A Corregedoria da Polícia Militar investiga quatro mortes ocorridas durante ações policiais em diferentes regiões do Rio de Janeiro ao longo de apenas sete dias. As vítimas eram homens que estavam em motocicletas ou a caminho do trabalho. Familiares afirmam que nenhum deles estava armado.
Entre os casos está o do entregador Eduardo de Castro Ornellas, de 26 anos, morto em São Gonçalo. O policial responsável pelo disparo alegou ter confundido um celular preso à cintura da vítima com uma arma. Imagens de câmeras de segurança registraram a perseguição momentos antes do tiro.
Outro episódio sob investigação é a morte de Lucas Rodrigues Rocha, de 25 anos, na Ilha do Governador. A família acusa policiais militares de participação no caso. As circunstâncias da ação ainda são apuradas.

::::::

■ **O que fazer**:
1. Traduza para o inglês esta frase da notícia sobre as mortes em ações policiais no Rio de Janeiro: "O policial responsável pelo disparo alegou ter confundido um celular preso à cintura da vítima com uma arma."
2. Segundo a notícia sobre as mortes em ações policiais no Rio de Janeiro, onde morreu Lucas Rodrigues Rocha?
3. Escreva a continuação da notícia sobre as mortes em ações policiais no Rio de Janeiro, começando logo depois da última frase.

::::::

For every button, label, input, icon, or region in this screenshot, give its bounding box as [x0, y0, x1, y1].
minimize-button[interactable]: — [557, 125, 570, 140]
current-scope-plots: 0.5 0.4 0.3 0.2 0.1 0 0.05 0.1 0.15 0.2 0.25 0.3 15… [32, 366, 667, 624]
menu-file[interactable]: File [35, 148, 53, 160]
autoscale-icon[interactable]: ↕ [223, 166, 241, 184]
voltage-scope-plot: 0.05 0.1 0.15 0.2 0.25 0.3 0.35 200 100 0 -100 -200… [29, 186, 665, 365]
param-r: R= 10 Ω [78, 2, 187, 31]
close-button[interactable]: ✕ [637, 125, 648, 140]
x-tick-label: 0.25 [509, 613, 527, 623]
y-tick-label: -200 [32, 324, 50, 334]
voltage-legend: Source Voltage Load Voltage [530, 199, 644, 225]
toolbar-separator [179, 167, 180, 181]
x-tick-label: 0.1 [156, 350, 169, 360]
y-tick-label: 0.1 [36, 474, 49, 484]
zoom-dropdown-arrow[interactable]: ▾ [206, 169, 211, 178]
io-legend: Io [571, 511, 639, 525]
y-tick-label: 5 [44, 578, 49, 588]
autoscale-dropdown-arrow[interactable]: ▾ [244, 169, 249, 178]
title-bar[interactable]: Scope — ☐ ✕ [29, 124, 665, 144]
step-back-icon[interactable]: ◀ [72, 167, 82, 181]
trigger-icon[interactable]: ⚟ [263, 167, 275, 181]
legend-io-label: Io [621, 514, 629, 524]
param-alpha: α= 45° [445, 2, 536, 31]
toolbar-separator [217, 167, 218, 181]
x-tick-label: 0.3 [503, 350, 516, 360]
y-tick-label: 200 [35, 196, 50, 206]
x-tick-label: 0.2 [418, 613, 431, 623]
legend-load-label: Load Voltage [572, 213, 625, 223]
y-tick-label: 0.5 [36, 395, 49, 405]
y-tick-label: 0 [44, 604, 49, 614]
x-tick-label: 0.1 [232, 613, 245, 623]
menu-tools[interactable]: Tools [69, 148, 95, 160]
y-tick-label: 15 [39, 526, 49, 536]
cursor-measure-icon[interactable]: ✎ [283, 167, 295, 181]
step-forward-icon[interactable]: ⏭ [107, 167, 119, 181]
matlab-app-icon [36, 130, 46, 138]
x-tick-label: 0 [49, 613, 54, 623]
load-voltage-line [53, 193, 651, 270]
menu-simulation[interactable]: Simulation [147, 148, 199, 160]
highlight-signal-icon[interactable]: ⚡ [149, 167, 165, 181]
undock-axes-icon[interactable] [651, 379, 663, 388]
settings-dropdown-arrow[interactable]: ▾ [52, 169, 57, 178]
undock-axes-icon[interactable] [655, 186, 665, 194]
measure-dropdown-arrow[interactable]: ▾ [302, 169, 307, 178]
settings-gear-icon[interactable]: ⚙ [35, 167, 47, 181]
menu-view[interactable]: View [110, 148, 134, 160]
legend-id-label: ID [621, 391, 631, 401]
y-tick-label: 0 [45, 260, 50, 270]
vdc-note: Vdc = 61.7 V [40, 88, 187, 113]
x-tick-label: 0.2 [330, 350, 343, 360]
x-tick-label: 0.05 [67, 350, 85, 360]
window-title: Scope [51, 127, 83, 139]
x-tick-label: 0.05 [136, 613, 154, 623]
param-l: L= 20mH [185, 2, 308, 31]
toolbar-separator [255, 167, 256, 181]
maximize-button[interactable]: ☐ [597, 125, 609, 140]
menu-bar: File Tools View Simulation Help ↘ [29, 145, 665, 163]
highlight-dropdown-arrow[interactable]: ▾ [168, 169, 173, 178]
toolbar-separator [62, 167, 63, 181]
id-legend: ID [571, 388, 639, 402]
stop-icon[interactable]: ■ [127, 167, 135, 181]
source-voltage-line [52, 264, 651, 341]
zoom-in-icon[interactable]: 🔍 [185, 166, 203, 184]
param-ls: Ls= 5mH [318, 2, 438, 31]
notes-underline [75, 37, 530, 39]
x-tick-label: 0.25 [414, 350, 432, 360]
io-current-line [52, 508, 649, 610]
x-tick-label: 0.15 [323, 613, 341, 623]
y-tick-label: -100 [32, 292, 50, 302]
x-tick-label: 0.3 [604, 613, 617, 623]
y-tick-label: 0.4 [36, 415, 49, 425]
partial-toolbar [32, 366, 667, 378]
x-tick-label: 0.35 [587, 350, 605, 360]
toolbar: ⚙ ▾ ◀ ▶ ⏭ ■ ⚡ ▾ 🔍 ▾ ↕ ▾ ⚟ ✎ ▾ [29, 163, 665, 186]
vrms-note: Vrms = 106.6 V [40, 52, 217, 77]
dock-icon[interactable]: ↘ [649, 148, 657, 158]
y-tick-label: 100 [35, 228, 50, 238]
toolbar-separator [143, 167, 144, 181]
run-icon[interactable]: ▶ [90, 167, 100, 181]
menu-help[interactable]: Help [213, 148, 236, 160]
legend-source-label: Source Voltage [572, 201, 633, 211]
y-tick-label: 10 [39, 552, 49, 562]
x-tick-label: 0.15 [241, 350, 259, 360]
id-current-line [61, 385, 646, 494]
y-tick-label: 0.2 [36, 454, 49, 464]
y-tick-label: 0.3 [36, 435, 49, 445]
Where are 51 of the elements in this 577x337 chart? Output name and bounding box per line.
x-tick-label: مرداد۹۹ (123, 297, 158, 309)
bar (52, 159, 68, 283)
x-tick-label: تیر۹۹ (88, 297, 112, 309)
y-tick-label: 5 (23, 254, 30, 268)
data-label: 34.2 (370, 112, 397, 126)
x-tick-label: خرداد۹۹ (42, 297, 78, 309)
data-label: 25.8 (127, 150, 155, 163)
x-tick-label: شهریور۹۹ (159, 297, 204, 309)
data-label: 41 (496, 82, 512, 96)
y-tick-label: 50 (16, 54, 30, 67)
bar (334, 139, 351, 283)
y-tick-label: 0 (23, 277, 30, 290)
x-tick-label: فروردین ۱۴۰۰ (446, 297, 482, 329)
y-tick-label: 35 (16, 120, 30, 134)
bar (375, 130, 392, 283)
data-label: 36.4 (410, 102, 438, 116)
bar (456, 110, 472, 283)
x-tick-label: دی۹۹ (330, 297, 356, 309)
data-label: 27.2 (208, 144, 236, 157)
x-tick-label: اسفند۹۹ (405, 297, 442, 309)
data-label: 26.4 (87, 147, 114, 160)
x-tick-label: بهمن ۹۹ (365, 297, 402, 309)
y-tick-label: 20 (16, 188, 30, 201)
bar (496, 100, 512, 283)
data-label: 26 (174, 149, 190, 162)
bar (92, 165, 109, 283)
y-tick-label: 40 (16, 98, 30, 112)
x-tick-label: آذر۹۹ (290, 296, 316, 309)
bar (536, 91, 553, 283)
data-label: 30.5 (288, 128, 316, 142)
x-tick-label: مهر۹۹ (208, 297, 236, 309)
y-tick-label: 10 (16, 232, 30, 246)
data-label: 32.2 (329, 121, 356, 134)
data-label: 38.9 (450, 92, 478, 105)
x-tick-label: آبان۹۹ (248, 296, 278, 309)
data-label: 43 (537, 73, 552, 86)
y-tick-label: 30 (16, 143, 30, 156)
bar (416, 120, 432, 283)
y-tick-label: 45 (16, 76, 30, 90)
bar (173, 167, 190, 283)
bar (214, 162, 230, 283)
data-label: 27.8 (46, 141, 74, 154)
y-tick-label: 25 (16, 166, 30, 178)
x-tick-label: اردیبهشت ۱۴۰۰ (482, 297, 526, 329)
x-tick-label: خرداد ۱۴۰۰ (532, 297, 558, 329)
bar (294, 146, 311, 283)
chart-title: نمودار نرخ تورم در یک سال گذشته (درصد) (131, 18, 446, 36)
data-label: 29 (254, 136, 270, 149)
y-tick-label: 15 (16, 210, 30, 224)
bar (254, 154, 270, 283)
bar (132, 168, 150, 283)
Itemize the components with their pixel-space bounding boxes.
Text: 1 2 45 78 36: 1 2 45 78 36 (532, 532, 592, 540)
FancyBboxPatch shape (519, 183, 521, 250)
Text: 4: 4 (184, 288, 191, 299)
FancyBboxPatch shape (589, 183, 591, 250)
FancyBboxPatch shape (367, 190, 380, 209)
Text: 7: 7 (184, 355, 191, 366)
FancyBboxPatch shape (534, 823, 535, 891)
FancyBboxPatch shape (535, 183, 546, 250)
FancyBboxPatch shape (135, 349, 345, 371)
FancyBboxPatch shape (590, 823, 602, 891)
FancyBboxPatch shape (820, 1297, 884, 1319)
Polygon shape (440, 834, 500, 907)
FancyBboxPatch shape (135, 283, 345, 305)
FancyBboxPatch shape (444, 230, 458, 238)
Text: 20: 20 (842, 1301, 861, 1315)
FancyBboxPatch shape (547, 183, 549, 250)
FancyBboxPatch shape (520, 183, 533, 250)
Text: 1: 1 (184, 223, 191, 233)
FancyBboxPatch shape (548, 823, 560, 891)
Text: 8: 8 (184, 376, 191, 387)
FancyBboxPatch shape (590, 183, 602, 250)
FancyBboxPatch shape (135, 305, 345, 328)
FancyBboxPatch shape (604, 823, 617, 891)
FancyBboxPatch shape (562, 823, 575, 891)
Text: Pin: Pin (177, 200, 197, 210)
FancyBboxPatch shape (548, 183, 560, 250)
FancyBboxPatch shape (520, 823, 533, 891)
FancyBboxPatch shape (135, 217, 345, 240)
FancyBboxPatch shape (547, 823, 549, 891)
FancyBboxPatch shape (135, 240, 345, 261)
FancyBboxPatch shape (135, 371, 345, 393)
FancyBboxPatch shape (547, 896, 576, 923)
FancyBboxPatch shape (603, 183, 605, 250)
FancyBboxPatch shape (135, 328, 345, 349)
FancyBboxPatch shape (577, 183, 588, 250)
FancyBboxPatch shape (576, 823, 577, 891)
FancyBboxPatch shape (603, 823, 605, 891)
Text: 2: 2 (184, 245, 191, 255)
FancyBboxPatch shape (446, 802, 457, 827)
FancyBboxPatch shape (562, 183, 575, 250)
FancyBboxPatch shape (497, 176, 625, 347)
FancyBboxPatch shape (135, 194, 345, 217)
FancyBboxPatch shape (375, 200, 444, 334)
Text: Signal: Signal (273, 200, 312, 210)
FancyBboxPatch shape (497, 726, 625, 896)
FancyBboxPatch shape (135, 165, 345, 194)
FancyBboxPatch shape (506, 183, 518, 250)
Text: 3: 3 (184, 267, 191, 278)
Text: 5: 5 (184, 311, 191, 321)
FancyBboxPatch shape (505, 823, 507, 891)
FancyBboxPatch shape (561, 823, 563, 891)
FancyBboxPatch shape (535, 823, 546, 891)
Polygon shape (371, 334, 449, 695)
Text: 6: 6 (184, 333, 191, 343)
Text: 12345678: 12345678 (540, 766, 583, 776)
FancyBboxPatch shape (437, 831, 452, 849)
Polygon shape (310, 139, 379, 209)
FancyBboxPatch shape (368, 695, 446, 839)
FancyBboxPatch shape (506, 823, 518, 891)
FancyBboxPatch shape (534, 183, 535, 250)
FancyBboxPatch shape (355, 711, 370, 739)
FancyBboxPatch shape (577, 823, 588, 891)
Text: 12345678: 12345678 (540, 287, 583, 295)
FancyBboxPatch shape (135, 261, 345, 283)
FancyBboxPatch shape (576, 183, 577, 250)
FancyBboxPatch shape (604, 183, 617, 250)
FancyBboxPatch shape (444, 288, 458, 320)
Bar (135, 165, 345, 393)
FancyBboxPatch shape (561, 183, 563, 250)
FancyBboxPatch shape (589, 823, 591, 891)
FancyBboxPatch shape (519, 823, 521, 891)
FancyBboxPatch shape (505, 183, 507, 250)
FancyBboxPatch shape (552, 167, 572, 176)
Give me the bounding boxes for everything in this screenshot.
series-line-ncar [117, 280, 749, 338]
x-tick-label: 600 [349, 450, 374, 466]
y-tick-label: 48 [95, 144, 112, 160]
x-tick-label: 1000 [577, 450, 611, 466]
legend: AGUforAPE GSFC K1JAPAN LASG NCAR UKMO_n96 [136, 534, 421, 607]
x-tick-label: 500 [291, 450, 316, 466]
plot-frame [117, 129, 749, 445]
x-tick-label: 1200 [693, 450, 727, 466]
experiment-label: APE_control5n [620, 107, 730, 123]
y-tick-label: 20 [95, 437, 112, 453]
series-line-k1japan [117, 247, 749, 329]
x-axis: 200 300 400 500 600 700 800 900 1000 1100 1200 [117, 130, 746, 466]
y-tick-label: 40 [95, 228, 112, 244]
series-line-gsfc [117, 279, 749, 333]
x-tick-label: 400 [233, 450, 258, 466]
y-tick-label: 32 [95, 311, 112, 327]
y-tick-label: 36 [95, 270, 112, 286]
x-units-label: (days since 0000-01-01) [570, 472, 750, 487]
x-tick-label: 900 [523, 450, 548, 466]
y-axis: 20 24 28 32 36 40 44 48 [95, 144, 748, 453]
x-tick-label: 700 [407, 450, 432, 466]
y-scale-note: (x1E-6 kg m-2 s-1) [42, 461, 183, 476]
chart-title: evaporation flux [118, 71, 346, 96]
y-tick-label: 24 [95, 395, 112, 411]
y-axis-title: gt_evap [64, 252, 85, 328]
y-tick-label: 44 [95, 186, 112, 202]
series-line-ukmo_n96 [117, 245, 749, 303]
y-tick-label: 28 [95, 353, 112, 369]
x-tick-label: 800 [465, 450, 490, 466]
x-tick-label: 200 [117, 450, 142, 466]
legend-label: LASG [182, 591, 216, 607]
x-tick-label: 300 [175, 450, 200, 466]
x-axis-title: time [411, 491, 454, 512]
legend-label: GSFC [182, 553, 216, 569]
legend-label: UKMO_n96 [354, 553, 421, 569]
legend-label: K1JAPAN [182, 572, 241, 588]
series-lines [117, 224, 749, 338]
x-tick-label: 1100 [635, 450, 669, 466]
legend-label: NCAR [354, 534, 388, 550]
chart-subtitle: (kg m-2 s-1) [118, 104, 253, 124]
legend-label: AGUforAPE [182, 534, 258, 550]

::::::

■ **Respostas esperadas**:
1. The officer responsible for the shot claimed to have mistaken a cell phone clipped to the victim's waist for a weapon.

2. Na Ilha do Governador.

3.
Também seguem sob investigação as mortes dos pedreiros Marcelo da Cruz Silva, de 41 anos, e Edivan Felipe de Assis, de 46, no Jardim Catarina, em São Gonçalo. Policiais admitiram ter confundido um tripé carregado pelas vítimas com um fuzil.
A Polícia Militar informou que abriu procedimentos internos para apurar todos os casos. Os agentes envolvidos foram afastados das atividades operacionais e permanecem em funções administrativas até a conclusão das investigações. A Polícia Civil também realiza diligências para esclarecer as ocorrências.